Your task
Pull each line containing "plùs" out of the data and copy it.

Data excerpts:

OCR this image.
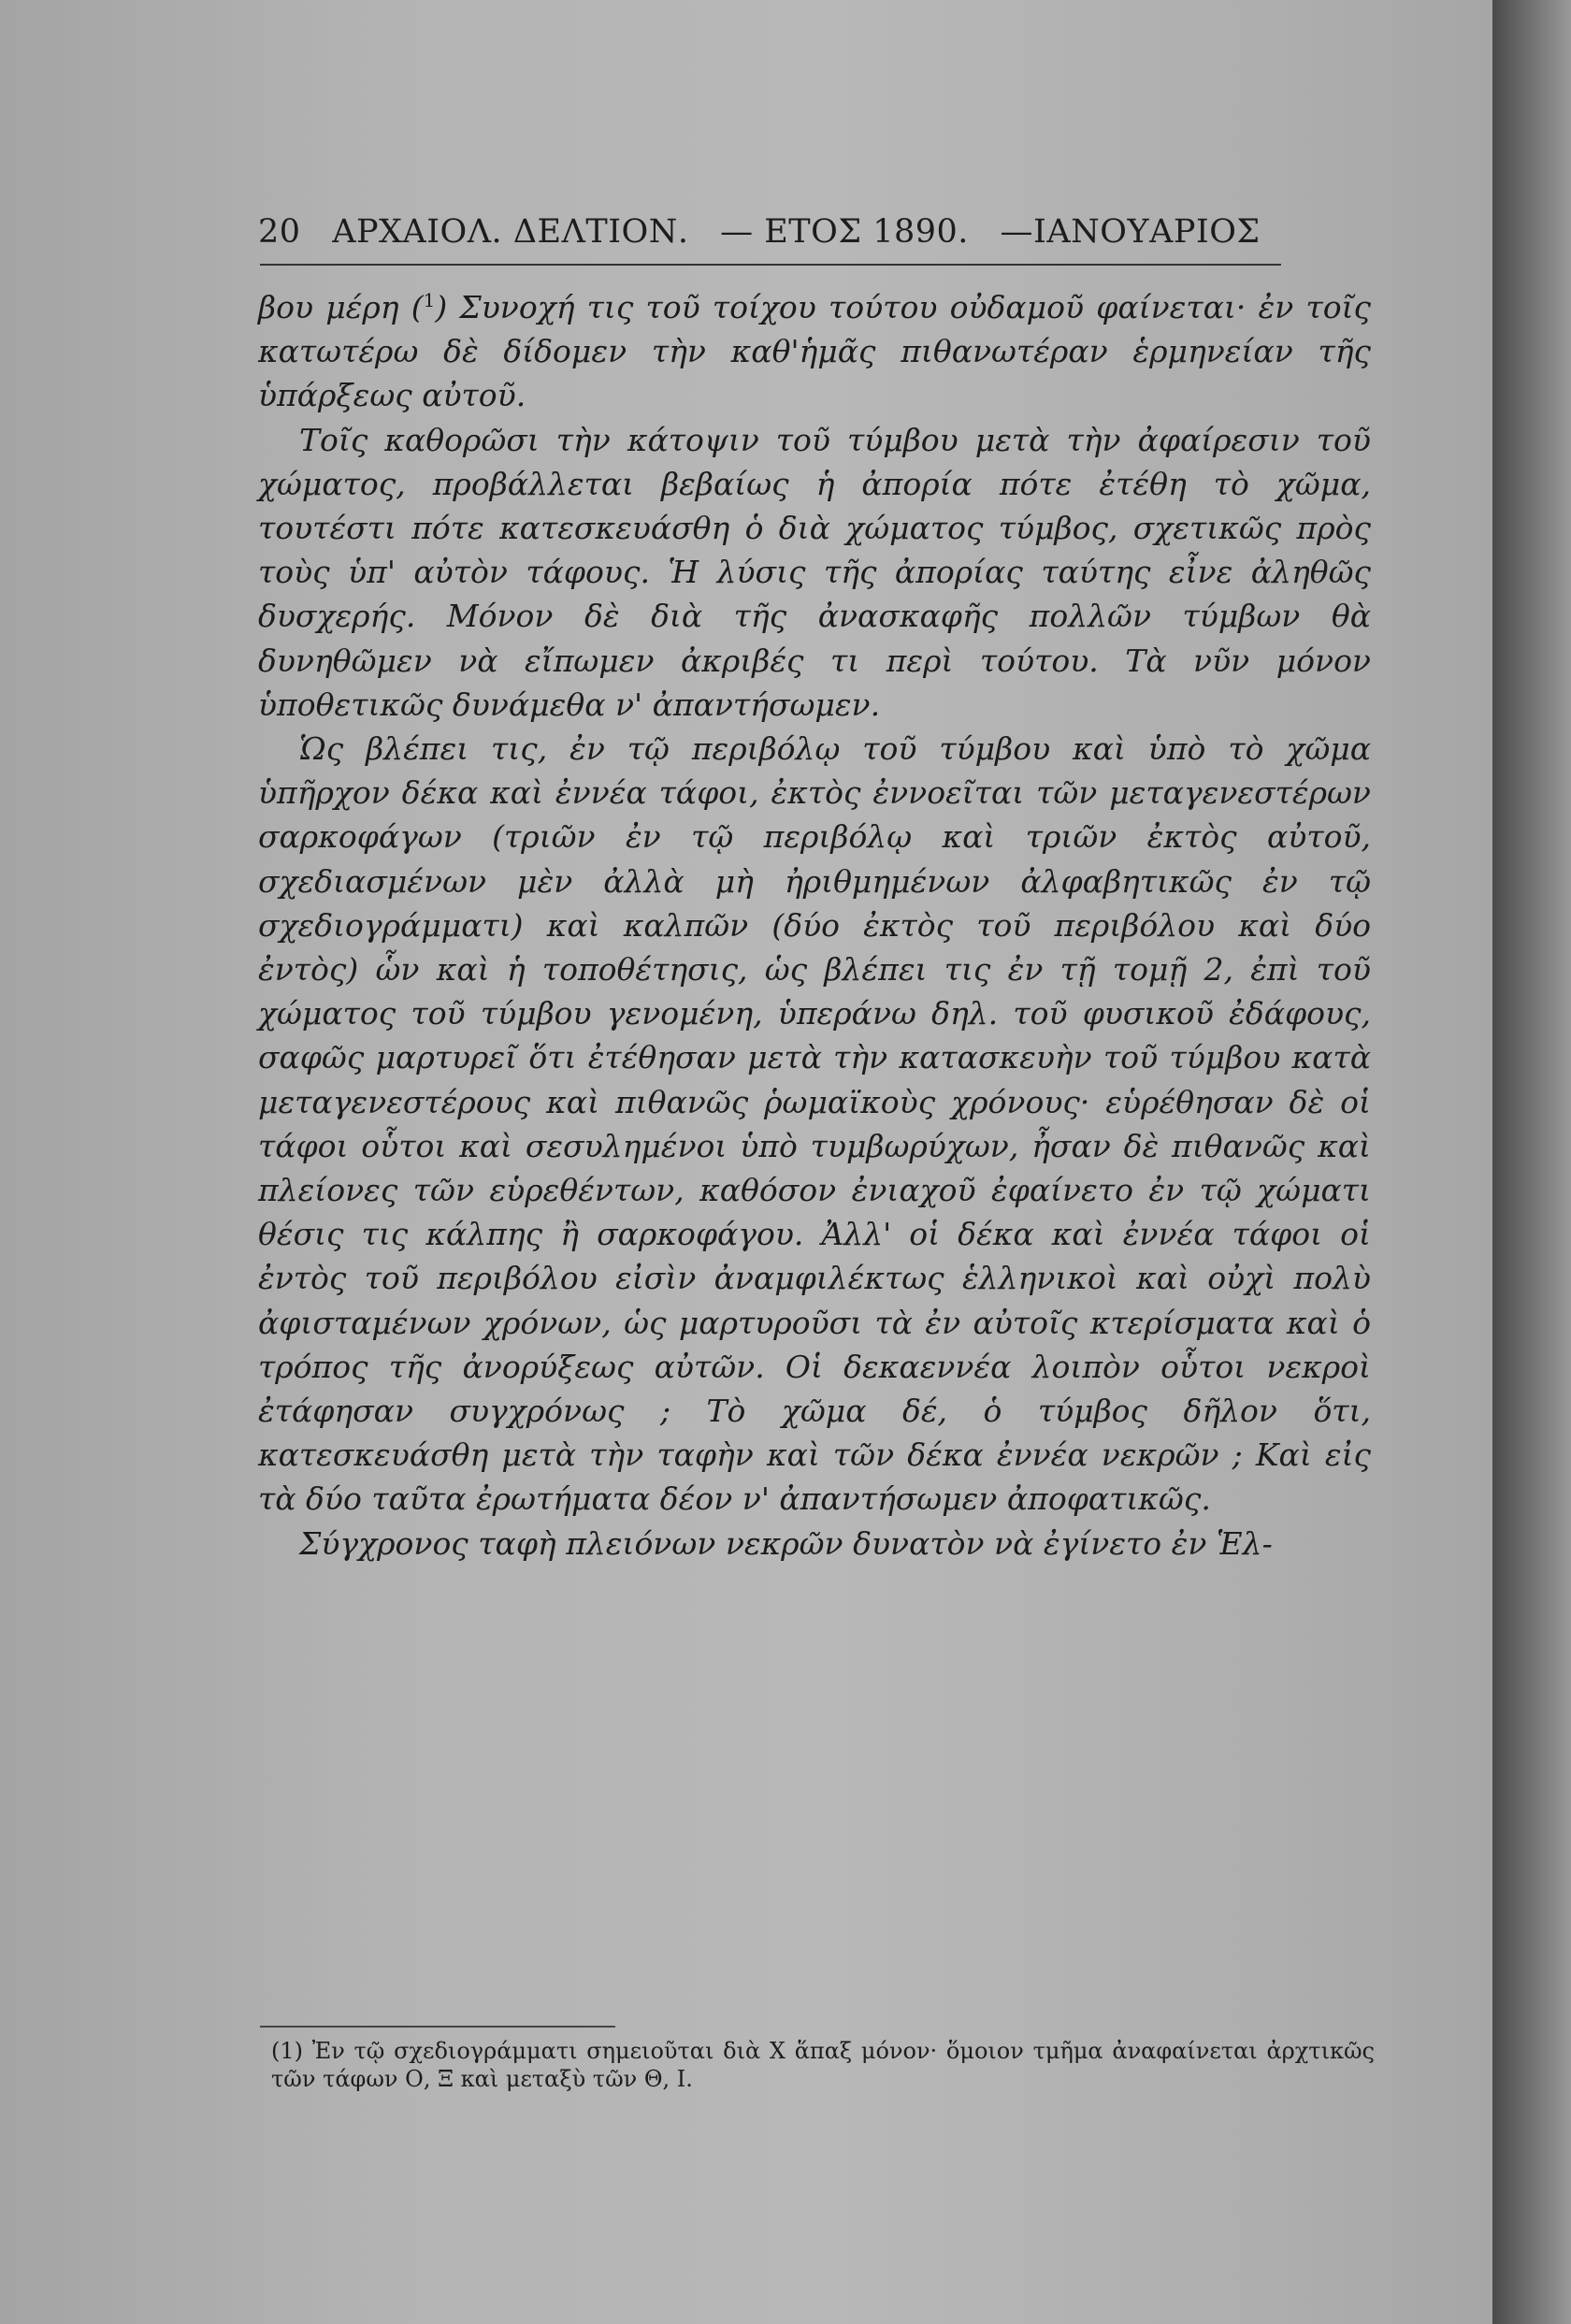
20 ΑΡΧΑΙΟΛ. ΔΕΛΤΙΟΝ. — ΕΤΟΣ 1890. —ΙΑΝΟΥΑΡΙΟΣ

βου μέρη ($^1$) Συνοχή τις τοῦ τοίχου τούτου οὐδαμοῦ φαίνεται· ἐν τοῖς κατωτέρω δὲ δίδομεν τὴν καθ'ἡμᾶς πιθανωτέραν ἑρμηνείαν τῆς ὑπάρξεως αὐτοῦ.

Τοῖς καθορῶσι τὴν κάτοψιν τοῦ τύμβου μετὰ τὴν ἀφαίρεσιν τοῦ χώματος, προβάλλεται βεβαίως ἡ ἀπορία πότε ἐτέθη τὸ χῶμα, τουτέστι πότε κατεσκευάσθη ὁ διὰ χώματος τύμβος, σχετικῶς πρὸς τοὺς ὑπ' αὐτὸν τάφους. Ἡ λύσις τῆς ἀπορίας ταύτης εἶνε ἀληθῶς δυσχερής. Μόνον δὲ διὰ τῆς ἀνασκαφῆς πολλῶν τύμβων θὰ δυνηθῶμεν νὰ εἴπωμεν ἀκριβές τι περὶ τούτου. Τὰ νῦν μόνον ὑποθετικῶς δυνάμεθα ν' ἀπαντήσωμεν.

Ὡς βλέπει τις, ἐν τῷ περιβόλῳ τοῦ τύμβου καὶ ὑπὸ τὸ χῶμα ὑπῆρχον δέκα καὶ ἐννέα τάφοι, ἐκτὸς ἐννοεῖται τῶν μεταγενεστέρων σαρκοφάγων (τριῶν ἐν τῷ περιβόλῳ καὶ τριῶν ἐκτὸς αὐτοῦ, σχεδιασμένων μὲν ἀλλὰ μὴ ἠριθμημένων ἀλφαβητικῶς ἐν τῷ σχεδιογράμματι) καὶ καλπῶν (δύο ἐκτὸς τοῦ περιβόλου καὶ δύο ἐντὸς) ὧν καὶ ἡ τοποθέτησις, ὡς βλέπει τις ἐν τῇ τομῇ 2, ἐπὶ τοῦ χώματος τοῦ τύμβου γενομένη, ὑπεράνω δηλ. τοῦ φυσικοῦ ἐδάφους, σαφῶς μαρτυρεῖ ὅτι ἐτέθησαν μετὰ τὴν κατασκευὴν τοῦ τύμβου κατὰ μεταγενεστέρους καὶ πιθανῶς ῥωμαϊκοὺς χρόνους· εὑρέθησαν δὲ οἱ τάφοι οὗτοι καὶ σεσυλημένοι ὑπὸ τυμβωρύχων, ἦσαν δὲ πιθανῶς καὶ πλείονες τῶν εὑρεθέντων, καθόσον ἐνιαχοῦ ἐφαίνετο ἐν τῷ χώματι θέσις τις κάλπης ἢ σαρκοφάγου. Ἀλλ' οἱ δέκα καὶ ἐννέα τάφοι οἱ ἐντὸς τοῦ περιβόλου εἰσὶν ἀναμφιλέκτως ἑλληνικοὶ καὶ οὐχὶ πολὺ ἀφισταμένων χρόνων, ὡς μαρτυροῦσι τὰ ἐν αὐτοῖς κτερίσματα καὶ ὁ τρόπος τῆς ἀνορύξεως αὐτῶν. Οἱ δεκαεννέα λοιπὸν οὗτοι νεκροὶ ἐτάφησαν συγχρόνως ; Τὸ χῶμα δέ, ὁ τύμβος δῆλον ὅτι, κατεσκευάσθη μετὰ τὴν ταφὴν καὶ τῶν δέκα ἐννέα νεκρῶν ; Καὶ εἰς τὰ δύο ταῦτα ἐρωτήματα δέον ν' ἀπαντήσωμεν ἀποφατικῶς.

Σύγχρονος ταφὴ πλειόνων νεκρῶν δυνατὸν νὰ ἐγίνετο ἐν Ἑλ-

(1) Ἐν τῷ σχεδιογράμματι σημειοῦται διὰ Χ ἅπαξ μόνον· ὅμοιον τμῆμα ἀναφαίνεται ἀρχτικῶς τῶν τάφων Ο, Ξ καὶ μεταξὺ τῶν Θ, Ι.
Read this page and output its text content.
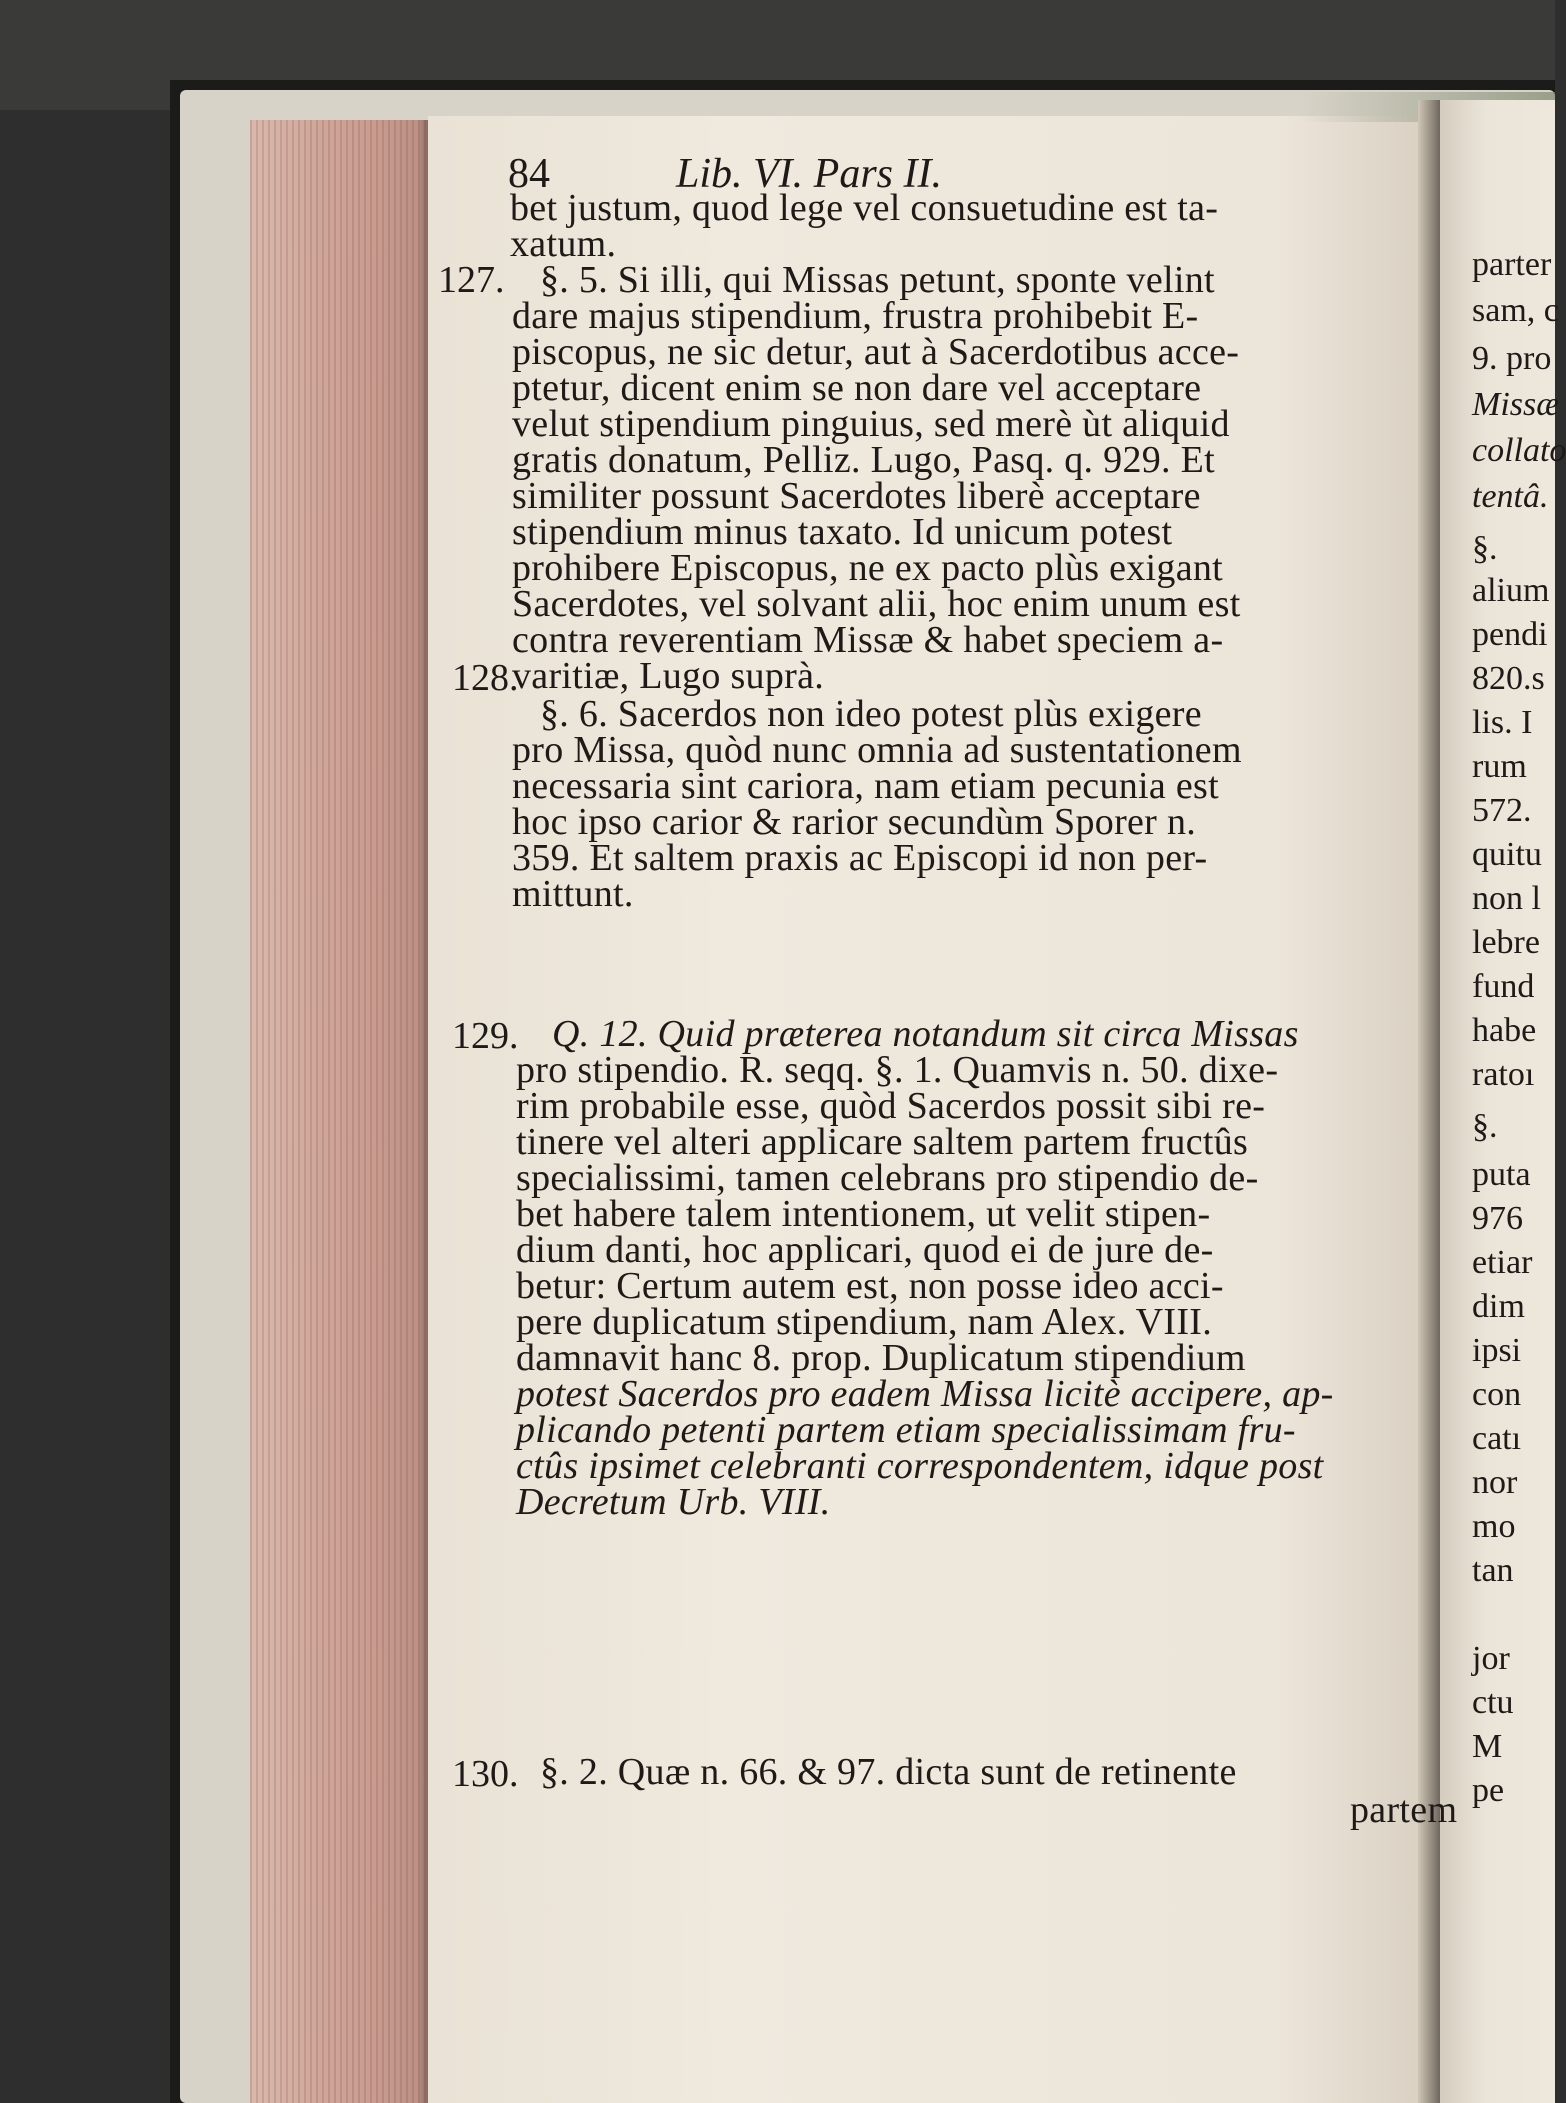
84	Lib. VI. Pars II.
127.
128.
129.
130.
bet justum, quod lege vel consuetudine est ta-
xatum.
§. 5. Si illi, qui Missas petunt, sponte velint
dare majus stipendium, frustra prohibebit E-
piscopus, ne sic detur, aut à Sacerdotibus acce-
ptetur, dicent enim se non dare vel acceptare
velut stipendium pinguius, sed merè ùt aliquid
gratis donatum, Pelliz. Lugo, Pasq. q. 929. Et
similiter possunt Sacerdotes liberè acceptare
stipendium minus taxato. Id unicum potest
prohibere Episcopus, ne ex pacto plùs exigant
Sacerdotes, vel solvant alii, hoc enim unum est
contra reverentiam Missæ & habet speciem a-
varitiæ, Lugo suprà.
§. 6. Sacerdos non ideo potest plùs exigere
pro Missa, quòd nunc omnia ad sustentationem
necessaria sint cariora, nam etiam pecunia est
hoc ipso carior & rarior secundùm Sporer n.
359. Et saltem praxis ac Episcopi id non per-
mittunt.
Q. 12. Quid præterea notandum sit circa Missas
pro stipendio. R. seqq. §. 1. Quamvis n. 50. dixe-
rim probabile esse, quòd Sacerdos possit sibi re-
tinere vel alteri applicare saltem partem fructûs
specialissimi, tamen celebrans pro stipendio de-
bet habere talem intentionem, ut velit stipen-
dium danti, hoc applicari, quod ei de jure de-
betur: Certum autem est, non posse ideo acci-
pere duplicatum stipendium, nam Alex. VIII.
damnavit hanc 8. prop. Duplicatum stipendium
potest Sacerdos pro eadem Missa licitè accipere, ap-
plicando petenti partem etiam specialissimam fru-
ctûs ipsimet celebranti correspondentem, idque post
Decretum Urb. VIII.
§. 2. Quæ n. 66. & 97. dicta sunt de retinente
partem
parter
sam, c
9. pro
Missæ
collato
tentâ.
§.
alium
pendi
820.s
lis. I
rum
572.
quitu
non l
lebre
fund
habe
ratoı
§.
puta
976
etiar
dim
ipsi
con
catı
nor
mo
tan
jor
ctu
M
pe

Worked answer
prohibere Episcopus, ne ex pacto plùs exigant
§. 6. Sacerdos non ideo potest plùs exigere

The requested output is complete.